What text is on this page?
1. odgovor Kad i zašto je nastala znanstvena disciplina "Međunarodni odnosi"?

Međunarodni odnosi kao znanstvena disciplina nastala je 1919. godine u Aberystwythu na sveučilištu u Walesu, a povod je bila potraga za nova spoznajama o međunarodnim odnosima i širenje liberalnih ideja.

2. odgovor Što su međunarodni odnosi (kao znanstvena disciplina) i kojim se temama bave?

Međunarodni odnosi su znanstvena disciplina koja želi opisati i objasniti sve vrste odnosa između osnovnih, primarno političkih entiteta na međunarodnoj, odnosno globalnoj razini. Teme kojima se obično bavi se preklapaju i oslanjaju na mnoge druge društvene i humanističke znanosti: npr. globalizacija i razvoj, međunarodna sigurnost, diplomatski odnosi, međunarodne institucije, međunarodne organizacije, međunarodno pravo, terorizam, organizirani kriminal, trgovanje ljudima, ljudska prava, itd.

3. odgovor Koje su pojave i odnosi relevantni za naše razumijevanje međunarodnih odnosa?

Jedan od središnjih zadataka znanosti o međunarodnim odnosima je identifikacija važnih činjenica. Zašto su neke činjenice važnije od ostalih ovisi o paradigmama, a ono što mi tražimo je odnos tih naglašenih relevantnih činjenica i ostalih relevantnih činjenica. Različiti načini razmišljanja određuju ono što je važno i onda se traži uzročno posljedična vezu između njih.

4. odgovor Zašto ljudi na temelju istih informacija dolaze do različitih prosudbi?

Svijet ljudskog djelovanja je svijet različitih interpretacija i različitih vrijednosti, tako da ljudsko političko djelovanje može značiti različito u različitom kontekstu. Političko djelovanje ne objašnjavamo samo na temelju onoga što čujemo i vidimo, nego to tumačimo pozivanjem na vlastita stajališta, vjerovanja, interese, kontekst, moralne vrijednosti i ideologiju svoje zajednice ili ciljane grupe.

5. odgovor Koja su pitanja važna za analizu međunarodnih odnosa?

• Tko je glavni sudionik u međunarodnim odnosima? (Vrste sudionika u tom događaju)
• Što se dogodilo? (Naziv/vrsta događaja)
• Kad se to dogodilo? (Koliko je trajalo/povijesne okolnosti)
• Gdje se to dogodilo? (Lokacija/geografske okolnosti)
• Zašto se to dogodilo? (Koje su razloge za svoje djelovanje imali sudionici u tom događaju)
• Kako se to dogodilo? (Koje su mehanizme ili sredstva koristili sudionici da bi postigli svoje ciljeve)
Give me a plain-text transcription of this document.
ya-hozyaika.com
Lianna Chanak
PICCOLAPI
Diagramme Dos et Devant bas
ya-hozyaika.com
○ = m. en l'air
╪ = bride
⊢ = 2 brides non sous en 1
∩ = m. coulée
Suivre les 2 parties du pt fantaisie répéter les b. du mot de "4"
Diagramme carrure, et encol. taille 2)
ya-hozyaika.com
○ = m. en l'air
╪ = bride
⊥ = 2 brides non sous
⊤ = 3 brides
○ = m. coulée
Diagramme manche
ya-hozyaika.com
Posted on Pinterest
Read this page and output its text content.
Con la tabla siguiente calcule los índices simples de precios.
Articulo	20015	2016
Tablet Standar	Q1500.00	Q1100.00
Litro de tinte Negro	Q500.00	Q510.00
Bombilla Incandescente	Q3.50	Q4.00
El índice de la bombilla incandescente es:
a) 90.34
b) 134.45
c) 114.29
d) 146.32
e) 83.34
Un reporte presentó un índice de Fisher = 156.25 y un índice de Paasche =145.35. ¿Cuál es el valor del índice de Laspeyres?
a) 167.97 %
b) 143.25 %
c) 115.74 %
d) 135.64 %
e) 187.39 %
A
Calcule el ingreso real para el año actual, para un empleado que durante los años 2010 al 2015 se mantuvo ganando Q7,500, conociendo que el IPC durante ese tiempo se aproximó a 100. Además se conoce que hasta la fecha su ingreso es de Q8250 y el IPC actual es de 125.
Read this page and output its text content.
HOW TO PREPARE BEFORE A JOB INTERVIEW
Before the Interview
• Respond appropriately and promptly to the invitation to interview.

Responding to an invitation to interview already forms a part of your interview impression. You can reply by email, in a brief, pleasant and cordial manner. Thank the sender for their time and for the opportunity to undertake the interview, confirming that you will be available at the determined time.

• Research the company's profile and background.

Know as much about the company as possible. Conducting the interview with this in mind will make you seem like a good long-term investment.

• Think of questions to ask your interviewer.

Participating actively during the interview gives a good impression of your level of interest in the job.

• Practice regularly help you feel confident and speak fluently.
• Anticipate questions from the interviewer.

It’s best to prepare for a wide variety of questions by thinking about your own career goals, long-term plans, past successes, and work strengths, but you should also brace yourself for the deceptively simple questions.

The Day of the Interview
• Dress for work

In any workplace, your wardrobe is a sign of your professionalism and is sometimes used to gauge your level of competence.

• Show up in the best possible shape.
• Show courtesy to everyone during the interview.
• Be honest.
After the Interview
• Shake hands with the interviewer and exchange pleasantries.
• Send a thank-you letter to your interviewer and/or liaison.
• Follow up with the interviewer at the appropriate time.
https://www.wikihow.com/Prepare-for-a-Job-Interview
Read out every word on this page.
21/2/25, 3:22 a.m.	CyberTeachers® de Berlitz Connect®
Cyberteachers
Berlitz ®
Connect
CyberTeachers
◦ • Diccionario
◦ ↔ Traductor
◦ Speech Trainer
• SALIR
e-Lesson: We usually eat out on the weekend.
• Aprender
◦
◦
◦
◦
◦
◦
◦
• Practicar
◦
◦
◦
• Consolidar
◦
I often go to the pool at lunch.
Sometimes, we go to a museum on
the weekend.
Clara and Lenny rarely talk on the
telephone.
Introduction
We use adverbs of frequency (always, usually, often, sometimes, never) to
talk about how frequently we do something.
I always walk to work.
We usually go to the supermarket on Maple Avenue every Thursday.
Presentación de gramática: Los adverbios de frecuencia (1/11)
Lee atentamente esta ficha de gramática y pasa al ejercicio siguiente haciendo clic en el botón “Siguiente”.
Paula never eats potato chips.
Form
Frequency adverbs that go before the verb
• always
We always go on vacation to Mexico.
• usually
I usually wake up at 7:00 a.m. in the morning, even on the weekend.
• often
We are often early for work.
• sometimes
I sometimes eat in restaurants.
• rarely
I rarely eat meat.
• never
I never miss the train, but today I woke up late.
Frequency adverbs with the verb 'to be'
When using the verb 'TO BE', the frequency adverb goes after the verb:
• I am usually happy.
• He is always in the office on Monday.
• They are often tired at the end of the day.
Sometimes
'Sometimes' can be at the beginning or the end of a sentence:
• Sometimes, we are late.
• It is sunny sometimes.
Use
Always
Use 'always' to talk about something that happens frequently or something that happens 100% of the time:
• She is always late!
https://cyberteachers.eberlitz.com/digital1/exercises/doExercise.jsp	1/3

§ **TASK TO CARRY OUT**
Copy every record exactly, with nothing added or dropped.

§ **OUTPUT**
What text is on this page?
1. odgovor Kad i zašto je nastala znanstvena disciplina "Međunarodni odnosi"?

Međunarodni odnosi kao znanstvena disciplina nastala je 1919. godine u Aberystwythu na sveučilištu u Walesu, a povod je bila potraga za nova spoznajama o međunarodnim odnosima i širenje liberalnih ideja.

2. odgovor Što su međunarodni odnosi (kao znanstvena disciplina) i kojim se temama bave?

Međunarodni odnosi su znanstvena disciplina koja želi opisati i objasniti sve vrste odnosa između osnovnih, primarno političkih entiteta na međunarodnoj, odnosno globalnoj razini. Teme kojima se obično bavi se preklapaju i oslanjaju na mnoge druge društvene i humanističke znanosti: npr. globalizacija i razvoj, međunarodna sigurnost, diplomatski odnosi, međunarodne institucije, međunarodne organizacije, međunarodno pravo, terorizam, organizirani kriminal, trgovanje ljudima, ljudska prava, itd.

3. odgovor Koje su pojave i odnosi relevantni za naše razumijevanje međunarodnih odnosa?

Jedan od središnjih zadataka znanosti o međunarodnim odnosima je identifikacija važnih činjenica. Zašto su neke činjenice važnije od ostalih ovisi o paradigmama, a ono što mi tražimo je odnos tih naglašenih relevantnih činjenica i ostalih relevantnih činjenica. Različiti načini razmišljanja određuju ono što je važno i onda se traži uzročno posljedična vezu između njih.

4. odgovor Zašto ljudi na temelju istih informacija dolaze do različitih prosudbi?

Svijet ljudskog djelovanja je svijet različitih interpretacija i različitih vrijednosti, tako da ljudsko političko djelovanje može značiti različito u različitom kontekstu. Političko djelovanje ne objašnjavamo samo na temelju onoga što čujemo i vidimo, nego to tumačimo pozivanjem na vlastita stajališta, vjerovanja, interese, kontekst, moralne vrijednosti i ideologiju svoje zajednice ili ciljane grupe.

5. odgovor Koja su pitanja važna za analizu međunarodnih odnosa?

• Tko je glavni sudionik u međunarodnim odnosima? (Vrste sudionika u tom događaju)
• Što se dogodilo? (Naziv/vrsta događaja)
• Kad se to dogodilo? (Koliko je trajalo/povijesne okolnosti)
• Gdje se to dogodilo? (Lokacija/geografske okolnosti)
• Zašto se to dogodilo? (Koje su razloge za svoje djelovanje imali sudionici u tom događaju)
• Kako se to dogodilo? (Koje su mehanizme ili sredstva koristili sudionici da bi postigli svoje ciljeve)
Give me a plain-text transcription of this document.
ya-hozyaika.com
Lianna Chanak
PICCOLAPI
Diagramme Dos et Devant bas
ya-hozyaika.com
○ = m. en l'air
╪ = bride
⊢ = 2 brides non sous en 1
∩ = m. coulée
Suivre les 2 parties du pt fantaisie répéter les b. du mot de "4"
Diagramme carrure, et encol. taille 2)
ya-hozyaika.com
○ = m. en l'air
╪ = bride
⊥ = 2 brides non sous
⊤ = 3 brides
○ = m. coulée
Diagramme manche
ya-hozyaika.com
Posted on Pinterest
Read this page and output its text content.
Con la tabla siguiente calcule los índices simples de precios.
Articulo	20015	2016
Tablet Standar	Q1500.00	Q1100.00
Litro de tinte Negro	Q500.00	Q510.00
Bombilla Incandescente	Q3.50	Q4.00
El índice de la bombilla incandescente es:
a) 90.34
b) 134.45
c) 114.29
d) 146.32
e) 83.34
Un reporte presentó un índice de Fisher = 156.25 y un índice de Paasche =145.35. ¿Cuál es el valor del índice de Laspeyres?
a) 167.97 %
b) 143.25 %
c) 115.74 %
d) 135.64 %
e) 187.39 %
A
Calcule el ingreso real para el año actual, para un empleado que durante los años 2010 al 2015 se mantuvo ganando Q7,500, conociendo que el IPC durante ese tiempo se aproximó a 100. Además se conoce que hasta la fecha su ingreso es de Q8250 y el IPC actual es de 125.
Read this page and output its text content.
HOW TO PREPARE BEFORE A JOB INTERVIEW
Before the Interview
• Respond appropriately and promptly to the invitation to interview.

Responding to an invitation to interview already forms a part of your interview impression. You can reply by email, in a brief, pleasant and cordial manner. Thank the sender for their time and for the opportunity to undertake the interview, confirming that you will be available at the determined time.

• Research the company's profile and background.

Know as much about the company as possible. Conducting the interview with this in mind will make you seem like a good long-term investment.

• Think of questions to ask your interviewer.

Participating actively during the interview gives a good impression of your level of interest in the job.

• Practice regularly help you feel confident and speak fluently.
• Anticipate questions from the interviewer.

It’s best to prepare for a wide variety of questions by thinking about your own career goals, long-term plans, past successes, and work strengths, but you should also brace yourself for the deceptively simple questions.

The Day of the Interview
• Dress for work

In any workplace, your wardrobe is a sign of your professionalism and is sometimes used to gauge your level of competence.

• Show up in the best possible shape.
• Show courtesy to everyone during the interview.
• Be honest.
After the Interview
• Shake hands with the interviewer and exchange pleasantries.
• Send a thank-you letter to your interviewer and/or liaison.
• Follow up with the interviewer at the appropriate time.
https://www.wikihow.com/Prepare-for-a-Job-Interview
Read out every word on this page.
21/2/25, 3:22 a.m.	CyberTeachers® de Berlitz Connect®
Cyberteachers
Berlitz ®
Connect
CyberTeachers
◦ • Diccionario
◦ ↔ Traductor
◦ Speech Trainer
• SALIR
e-Lesson: We usually eat out on the weekend.
• Aprender
◦
◦
◦
◦
◦
◦
◦
• Practicar
◦
◦
◦
• Consolidar
◦
I often go to the pool at lunch.
Sometimes, we go to a museum on
the weekend.
Clara and Lenny rarely talk on the
telephone.
Introduction
We use adverbs of frequency (always, usually, often, sometimes, never) to
talk about how frequently we do something.
I always walk to work.
We usually go to the supermarket on Maple Avenue every Thursday.
Presentación de gramática: Los adverbios de frecuencia (1/11)
Lee atentamente esta ficha de gramática y pasa al ejercicio siguiente haciendo clic en el botón “Siguiente”.
Paula never eats potato chips.
Form
Frequency adverbs that go before the verb
• always
We always go on vacation to Mexico.
• usually
I usually wake up at 7:00 a.m. in the morning, even on the weekend.
• often
We are often early for work.
• sometimes
I sometimes eat in restaurants.
• rarely
I rarely eat meat.
• never
I never miss the train, but today I woke up late.
Frequency adverbs with the verb 'to be'
When using the verb 'TO BE', the frequency adverb goes after the verb:
• I am usually happy.
• He is always in the office on Monday.
• They are often tired at the end of the day.
Sometimes
'Sometimes' can be at the beginning or the end of a sentence:
• Sometimes, we are late.
• It is sunny sometimes.
Use
Always
Use 'always' to talk about something that happens frequently or something that happens 100% of the time:
• She is always late!
https://cyberteachers.eberlitz.com/digital1/exercises/doExercise.jsp	1/3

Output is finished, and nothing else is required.